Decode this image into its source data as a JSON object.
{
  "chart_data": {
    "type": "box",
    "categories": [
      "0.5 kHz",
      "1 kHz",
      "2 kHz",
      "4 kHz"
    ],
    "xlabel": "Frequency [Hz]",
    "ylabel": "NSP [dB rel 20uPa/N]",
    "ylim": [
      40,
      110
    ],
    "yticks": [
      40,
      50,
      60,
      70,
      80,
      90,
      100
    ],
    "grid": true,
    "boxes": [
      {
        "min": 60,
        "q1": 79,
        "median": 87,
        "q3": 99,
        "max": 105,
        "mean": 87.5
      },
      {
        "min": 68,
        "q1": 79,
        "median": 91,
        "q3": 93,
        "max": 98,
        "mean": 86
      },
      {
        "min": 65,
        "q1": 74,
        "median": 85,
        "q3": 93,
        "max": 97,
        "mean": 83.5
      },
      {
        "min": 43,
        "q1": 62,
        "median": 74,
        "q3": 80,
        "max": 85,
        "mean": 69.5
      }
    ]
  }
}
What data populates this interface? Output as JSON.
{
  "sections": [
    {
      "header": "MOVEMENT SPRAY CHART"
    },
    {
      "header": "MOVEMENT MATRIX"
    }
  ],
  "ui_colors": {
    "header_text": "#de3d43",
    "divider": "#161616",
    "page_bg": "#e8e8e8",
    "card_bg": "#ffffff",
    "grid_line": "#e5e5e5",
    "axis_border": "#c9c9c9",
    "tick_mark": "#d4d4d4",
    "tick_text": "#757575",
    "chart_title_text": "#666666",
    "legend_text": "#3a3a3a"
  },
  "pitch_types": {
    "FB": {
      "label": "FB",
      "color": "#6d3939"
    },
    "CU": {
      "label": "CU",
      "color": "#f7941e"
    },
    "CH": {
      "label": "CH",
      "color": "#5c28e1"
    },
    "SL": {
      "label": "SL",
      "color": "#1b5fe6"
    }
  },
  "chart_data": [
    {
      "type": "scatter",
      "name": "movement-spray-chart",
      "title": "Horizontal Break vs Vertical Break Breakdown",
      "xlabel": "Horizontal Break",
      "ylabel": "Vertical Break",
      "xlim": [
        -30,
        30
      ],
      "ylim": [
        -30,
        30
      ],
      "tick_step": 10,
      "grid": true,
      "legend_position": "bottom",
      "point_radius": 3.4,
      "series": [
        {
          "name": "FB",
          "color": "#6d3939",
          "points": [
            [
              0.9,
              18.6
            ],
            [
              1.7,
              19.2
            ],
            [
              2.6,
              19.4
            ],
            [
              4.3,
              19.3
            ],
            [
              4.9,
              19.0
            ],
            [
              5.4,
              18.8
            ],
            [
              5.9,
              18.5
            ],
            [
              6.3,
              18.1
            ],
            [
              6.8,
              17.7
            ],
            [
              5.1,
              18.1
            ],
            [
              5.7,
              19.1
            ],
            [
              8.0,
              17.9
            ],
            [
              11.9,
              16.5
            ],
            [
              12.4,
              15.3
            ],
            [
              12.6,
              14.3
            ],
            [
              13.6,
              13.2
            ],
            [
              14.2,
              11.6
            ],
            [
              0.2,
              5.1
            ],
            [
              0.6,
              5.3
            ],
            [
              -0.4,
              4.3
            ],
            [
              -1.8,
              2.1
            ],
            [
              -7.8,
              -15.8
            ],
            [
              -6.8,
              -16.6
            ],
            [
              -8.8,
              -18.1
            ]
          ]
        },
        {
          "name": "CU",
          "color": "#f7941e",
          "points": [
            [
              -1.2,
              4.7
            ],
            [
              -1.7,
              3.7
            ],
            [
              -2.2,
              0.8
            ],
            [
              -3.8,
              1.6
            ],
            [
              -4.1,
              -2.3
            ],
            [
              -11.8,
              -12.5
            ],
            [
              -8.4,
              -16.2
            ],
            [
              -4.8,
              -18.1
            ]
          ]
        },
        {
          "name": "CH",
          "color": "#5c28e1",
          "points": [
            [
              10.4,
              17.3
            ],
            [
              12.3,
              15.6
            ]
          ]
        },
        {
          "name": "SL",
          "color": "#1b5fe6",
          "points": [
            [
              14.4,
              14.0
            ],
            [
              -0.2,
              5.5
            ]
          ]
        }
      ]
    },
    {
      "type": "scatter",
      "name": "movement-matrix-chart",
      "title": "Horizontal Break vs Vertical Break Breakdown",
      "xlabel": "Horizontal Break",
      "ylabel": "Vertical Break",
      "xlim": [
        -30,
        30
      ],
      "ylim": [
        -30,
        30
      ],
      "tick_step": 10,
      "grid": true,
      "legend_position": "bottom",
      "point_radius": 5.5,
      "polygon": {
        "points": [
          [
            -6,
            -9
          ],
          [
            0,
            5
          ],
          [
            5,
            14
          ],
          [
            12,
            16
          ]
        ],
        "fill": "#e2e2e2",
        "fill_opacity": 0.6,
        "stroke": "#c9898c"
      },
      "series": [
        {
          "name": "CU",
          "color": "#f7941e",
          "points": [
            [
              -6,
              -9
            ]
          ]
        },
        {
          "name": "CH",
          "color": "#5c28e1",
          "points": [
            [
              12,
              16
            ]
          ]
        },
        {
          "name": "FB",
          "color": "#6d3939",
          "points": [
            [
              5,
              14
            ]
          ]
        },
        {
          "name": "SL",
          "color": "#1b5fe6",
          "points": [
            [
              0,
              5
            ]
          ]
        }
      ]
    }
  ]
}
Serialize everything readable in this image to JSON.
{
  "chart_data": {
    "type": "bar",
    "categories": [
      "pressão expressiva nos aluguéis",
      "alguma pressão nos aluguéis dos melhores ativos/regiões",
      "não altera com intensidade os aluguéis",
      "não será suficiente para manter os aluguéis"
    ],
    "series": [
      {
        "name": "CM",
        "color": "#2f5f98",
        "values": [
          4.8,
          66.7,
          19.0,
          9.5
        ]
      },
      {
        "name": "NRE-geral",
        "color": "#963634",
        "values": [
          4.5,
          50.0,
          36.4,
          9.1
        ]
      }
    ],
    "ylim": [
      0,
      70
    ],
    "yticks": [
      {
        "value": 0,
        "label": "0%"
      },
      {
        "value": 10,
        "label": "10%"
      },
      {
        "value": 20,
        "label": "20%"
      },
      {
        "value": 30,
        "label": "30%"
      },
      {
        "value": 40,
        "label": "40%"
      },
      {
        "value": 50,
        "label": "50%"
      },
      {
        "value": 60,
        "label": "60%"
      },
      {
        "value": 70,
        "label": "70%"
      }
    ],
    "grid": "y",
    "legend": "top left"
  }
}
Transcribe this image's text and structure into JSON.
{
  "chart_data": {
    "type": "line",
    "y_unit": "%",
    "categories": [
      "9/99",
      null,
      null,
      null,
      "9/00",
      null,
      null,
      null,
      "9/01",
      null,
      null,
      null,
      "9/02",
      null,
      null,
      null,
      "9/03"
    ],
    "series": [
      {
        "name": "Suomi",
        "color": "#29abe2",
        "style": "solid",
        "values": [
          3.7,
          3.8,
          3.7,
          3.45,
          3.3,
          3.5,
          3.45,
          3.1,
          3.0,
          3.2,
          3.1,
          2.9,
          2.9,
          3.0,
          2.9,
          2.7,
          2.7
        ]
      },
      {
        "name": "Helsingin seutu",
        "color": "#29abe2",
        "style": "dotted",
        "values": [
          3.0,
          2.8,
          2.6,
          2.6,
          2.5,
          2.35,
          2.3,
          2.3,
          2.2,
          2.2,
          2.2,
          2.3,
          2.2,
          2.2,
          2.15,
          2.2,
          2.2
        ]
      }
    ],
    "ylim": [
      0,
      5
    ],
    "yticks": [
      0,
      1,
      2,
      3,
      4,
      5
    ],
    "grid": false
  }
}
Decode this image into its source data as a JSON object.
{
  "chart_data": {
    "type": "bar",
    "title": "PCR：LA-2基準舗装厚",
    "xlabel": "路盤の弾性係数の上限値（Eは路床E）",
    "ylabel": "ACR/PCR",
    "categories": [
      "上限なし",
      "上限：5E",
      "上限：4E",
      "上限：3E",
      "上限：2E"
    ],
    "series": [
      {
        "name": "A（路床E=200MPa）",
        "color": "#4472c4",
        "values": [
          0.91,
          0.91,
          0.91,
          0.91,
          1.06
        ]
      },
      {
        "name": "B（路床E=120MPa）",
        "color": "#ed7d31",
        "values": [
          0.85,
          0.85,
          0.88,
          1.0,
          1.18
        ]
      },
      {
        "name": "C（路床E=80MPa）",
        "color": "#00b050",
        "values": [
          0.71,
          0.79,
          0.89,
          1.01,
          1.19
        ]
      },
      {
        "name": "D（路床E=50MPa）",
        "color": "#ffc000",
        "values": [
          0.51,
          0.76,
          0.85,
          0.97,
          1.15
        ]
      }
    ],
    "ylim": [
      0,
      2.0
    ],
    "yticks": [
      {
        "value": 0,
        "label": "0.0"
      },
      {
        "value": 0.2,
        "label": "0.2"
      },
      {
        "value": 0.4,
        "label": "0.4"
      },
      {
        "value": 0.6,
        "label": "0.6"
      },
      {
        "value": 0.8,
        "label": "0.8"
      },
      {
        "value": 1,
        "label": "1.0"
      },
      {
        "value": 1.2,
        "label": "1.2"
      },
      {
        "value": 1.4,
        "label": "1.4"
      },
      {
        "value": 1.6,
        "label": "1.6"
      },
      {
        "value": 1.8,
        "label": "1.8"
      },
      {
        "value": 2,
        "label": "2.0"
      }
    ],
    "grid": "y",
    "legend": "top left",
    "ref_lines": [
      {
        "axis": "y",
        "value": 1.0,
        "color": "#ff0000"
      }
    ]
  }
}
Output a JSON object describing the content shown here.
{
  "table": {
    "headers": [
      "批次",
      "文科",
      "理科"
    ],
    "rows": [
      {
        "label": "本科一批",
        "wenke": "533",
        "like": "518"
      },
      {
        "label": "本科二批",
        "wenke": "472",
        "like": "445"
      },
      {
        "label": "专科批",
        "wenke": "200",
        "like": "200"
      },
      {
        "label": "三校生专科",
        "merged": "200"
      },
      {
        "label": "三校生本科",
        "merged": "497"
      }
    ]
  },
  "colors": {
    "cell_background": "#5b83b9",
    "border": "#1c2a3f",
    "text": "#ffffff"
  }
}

• • •

THE REQUEST:
In the listing above, count each line that holds the string "aluguéis". Give the number only.

RESPONSE TO THE EXERCISE:
4